* Dataset records *

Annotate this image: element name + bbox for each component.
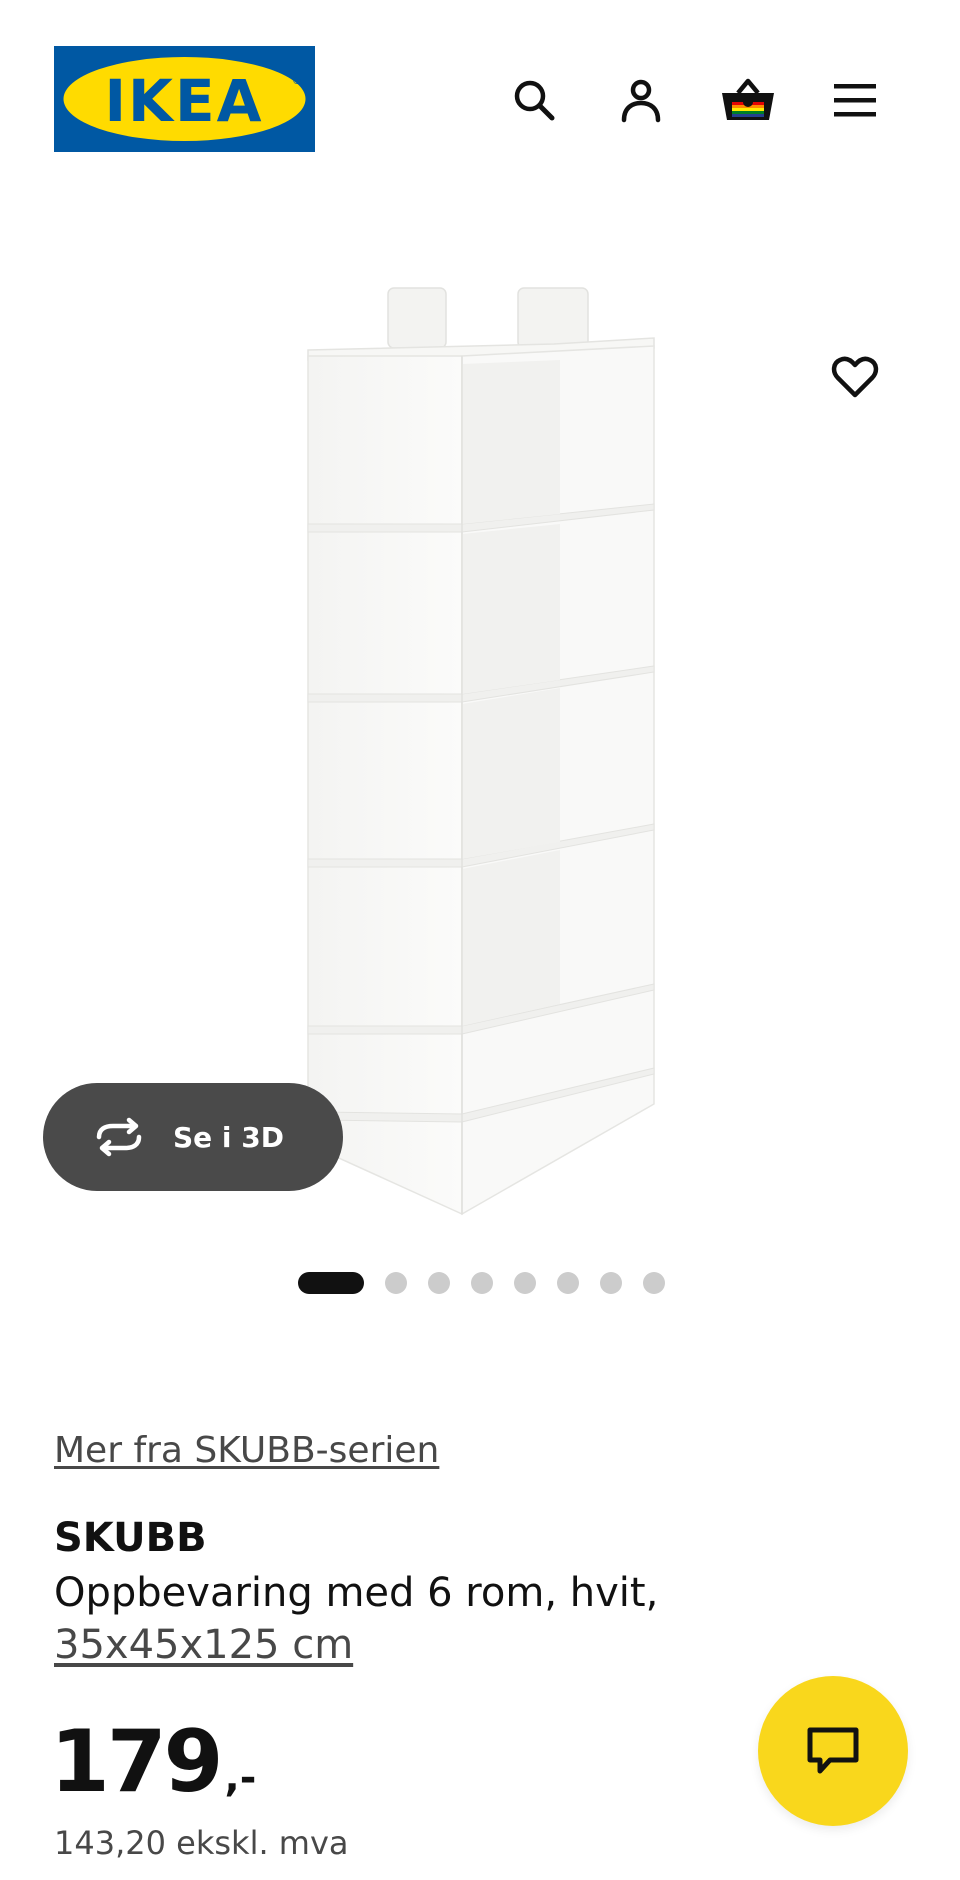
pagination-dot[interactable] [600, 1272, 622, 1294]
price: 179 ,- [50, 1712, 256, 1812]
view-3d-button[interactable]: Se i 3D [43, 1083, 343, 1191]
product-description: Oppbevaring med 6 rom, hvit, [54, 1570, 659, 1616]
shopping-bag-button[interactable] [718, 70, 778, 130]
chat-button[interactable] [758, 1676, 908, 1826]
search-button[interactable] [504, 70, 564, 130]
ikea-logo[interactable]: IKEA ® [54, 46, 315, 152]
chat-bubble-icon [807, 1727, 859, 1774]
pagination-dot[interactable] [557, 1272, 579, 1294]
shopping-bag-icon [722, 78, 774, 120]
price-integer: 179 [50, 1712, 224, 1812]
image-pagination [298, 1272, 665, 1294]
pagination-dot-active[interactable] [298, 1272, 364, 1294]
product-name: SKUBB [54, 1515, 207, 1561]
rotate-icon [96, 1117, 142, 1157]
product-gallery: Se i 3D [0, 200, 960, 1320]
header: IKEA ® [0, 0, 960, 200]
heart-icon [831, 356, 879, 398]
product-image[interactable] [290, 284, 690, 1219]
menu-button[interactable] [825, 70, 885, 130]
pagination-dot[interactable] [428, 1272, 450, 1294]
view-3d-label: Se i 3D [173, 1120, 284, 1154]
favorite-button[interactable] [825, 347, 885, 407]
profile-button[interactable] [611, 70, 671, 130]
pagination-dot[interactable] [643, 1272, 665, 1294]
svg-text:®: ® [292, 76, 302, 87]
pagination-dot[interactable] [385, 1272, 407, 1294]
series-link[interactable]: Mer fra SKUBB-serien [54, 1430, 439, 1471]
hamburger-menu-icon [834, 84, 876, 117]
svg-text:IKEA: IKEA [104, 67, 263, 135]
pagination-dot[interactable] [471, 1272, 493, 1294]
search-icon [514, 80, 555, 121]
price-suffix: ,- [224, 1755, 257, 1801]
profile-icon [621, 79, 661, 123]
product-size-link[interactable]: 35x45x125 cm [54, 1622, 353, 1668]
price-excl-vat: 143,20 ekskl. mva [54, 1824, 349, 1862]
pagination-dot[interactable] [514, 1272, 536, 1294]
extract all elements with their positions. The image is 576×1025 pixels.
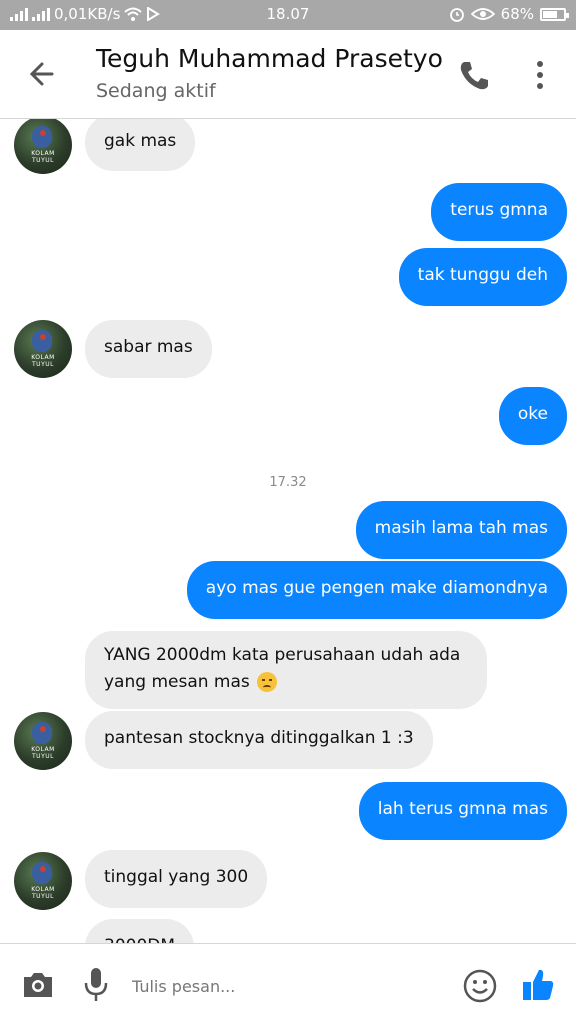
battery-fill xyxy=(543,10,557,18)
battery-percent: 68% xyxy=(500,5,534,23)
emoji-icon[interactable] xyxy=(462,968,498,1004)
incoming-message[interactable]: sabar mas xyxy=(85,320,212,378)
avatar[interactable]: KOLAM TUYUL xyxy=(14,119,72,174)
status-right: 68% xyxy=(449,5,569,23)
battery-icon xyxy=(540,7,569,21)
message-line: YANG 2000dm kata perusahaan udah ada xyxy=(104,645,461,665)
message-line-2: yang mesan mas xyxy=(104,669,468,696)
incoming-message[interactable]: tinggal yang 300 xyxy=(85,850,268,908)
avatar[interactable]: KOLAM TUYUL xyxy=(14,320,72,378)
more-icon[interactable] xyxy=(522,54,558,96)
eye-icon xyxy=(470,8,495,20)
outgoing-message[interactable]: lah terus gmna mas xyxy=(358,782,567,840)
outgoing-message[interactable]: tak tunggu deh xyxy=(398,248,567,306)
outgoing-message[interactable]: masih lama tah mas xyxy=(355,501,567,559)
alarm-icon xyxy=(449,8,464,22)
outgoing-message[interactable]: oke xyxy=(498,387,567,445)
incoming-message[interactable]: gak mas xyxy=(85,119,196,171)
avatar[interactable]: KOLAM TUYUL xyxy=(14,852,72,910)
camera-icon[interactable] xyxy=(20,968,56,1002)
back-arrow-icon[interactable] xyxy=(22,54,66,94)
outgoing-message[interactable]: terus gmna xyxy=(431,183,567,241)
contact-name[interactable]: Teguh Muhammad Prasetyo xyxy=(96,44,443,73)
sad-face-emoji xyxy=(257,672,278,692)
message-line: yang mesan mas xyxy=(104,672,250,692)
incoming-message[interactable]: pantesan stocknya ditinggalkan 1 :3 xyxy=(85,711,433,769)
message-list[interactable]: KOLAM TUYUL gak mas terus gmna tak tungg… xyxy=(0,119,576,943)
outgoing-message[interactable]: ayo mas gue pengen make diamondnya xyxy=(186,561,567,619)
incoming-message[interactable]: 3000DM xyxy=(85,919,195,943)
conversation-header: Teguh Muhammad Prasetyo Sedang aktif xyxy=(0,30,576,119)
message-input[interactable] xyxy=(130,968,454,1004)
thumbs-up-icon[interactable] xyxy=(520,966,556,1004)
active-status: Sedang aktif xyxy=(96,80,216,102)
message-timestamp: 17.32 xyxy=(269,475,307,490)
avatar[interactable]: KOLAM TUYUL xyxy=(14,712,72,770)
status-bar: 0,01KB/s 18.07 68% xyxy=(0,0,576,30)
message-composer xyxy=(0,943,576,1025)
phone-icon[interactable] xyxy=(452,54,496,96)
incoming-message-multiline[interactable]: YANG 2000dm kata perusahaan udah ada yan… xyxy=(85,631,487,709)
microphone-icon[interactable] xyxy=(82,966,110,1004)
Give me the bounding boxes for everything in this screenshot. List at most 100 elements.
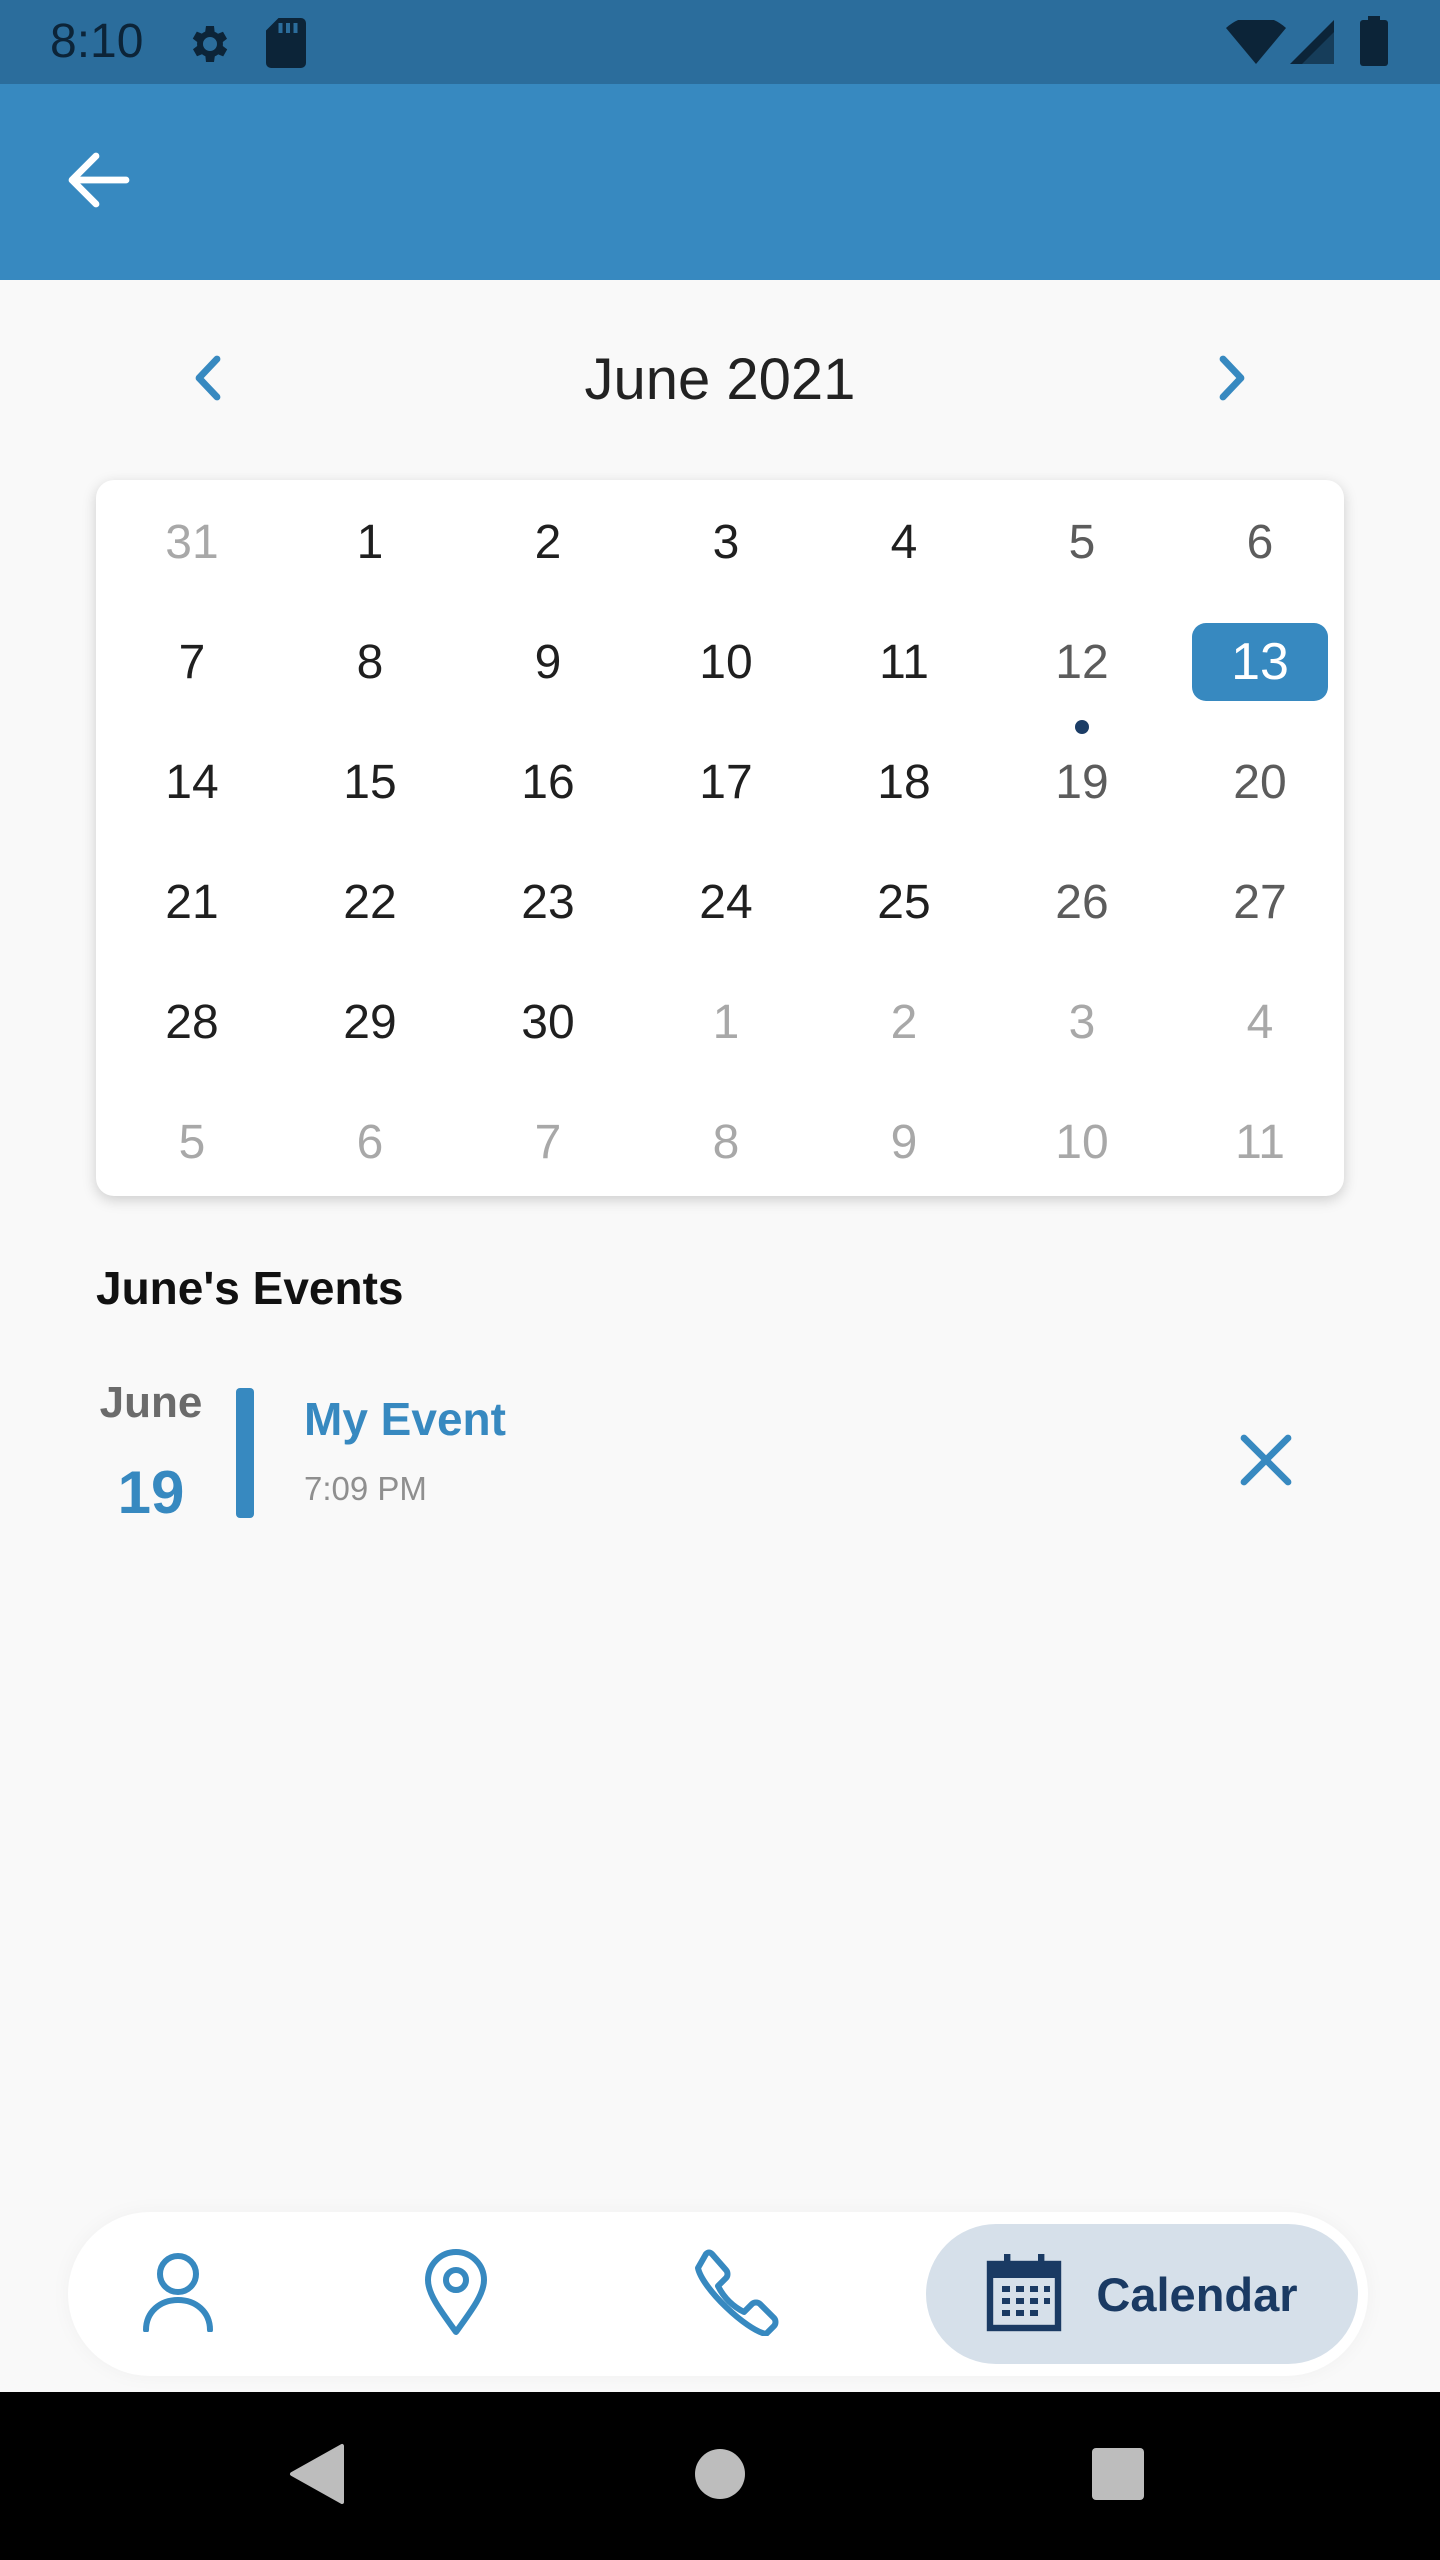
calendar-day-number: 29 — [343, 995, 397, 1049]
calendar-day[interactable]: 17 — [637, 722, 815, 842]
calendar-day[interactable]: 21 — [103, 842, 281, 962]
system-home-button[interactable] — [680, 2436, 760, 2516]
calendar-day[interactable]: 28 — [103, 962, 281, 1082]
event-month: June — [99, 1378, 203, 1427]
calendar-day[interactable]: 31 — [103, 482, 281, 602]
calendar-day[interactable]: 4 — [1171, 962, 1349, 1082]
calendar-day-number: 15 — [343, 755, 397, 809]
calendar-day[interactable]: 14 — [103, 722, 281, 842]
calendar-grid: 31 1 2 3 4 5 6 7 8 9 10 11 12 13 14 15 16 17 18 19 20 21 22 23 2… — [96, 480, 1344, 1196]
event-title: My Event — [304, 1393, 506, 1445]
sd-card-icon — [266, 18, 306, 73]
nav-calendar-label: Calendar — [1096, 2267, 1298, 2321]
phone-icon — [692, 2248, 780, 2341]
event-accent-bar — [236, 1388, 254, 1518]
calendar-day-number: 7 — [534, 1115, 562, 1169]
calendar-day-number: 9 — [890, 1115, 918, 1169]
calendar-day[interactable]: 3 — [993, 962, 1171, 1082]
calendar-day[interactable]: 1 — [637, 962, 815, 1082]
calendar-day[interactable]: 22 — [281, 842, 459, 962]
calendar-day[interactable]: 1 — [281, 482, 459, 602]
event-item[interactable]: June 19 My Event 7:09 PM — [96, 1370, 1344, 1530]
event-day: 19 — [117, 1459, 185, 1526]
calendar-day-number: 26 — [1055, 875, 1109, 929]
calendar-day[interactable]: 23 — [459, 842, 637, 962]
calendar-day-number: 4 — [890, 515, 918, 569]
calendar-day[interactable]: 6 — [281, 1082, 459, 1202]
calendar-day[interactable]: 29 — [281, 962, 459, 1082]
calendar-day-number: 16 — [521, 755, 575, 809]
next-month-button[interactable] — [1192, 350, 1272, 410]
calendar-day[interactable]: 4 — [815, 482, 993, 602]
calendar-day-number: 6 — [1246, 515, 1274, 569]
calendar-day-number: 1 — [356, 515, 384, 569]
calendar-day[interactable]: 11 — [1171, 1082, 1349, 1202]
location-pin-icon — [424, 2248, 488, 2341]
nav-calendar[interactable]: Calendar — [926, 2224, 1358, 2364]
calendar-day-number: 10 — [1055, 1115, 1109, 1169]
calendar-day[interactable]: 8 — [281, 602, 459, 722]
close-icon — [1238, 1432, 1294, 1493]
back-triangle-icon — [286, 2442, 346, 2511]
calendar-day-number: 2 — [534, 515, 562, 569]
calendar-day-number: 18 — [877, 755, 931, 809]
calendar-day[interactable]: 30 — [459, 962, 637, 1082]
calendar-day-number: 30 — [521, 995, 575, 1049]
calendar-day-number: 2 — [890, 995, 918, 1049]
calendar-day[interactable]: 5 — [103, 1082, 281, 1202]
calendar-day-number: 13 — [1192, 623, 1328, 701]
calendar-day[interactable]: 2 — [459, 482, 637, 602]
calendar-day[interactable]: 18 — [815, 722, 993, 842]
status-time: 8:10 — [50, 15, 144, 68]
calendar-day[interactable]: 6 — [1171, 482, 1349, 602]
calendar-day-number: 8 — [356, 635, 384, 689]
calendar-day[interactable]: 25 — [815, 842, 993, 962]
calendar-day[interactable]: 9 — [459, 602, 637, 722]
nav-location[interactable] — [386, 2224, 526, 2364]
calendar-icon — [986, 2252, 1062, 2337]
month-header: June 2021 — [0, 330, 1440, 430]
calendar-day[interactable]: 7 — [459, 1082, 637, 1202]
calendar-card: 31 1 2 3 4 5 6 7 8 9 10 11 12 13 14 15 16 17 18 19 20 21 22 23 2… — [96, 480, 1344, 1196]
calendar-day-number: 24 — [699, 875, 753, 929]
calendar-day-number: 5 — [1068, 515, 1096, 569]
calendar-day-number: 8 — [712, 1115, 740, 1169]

* Short problem *
Can you reproduce, character for character, the lines in the records between the line holding "calendar-day-number: 29 —" and the line holding "calendar-day[interactable]: 28 —", inclusive?

* Solution for this problem *
calendar-day-number: 29 — [343, 995, 397, 1049]
calendar-day[interactable]: 17 — [637, 722, 815, 842]
calendar-day[interactable]: 21 — [103, 842, 281, 962]
system-home-button[interactable] — [680, 2436, 760, 2516]
calendar-day[interactable]: 28 — [103, 962, 281, 1082]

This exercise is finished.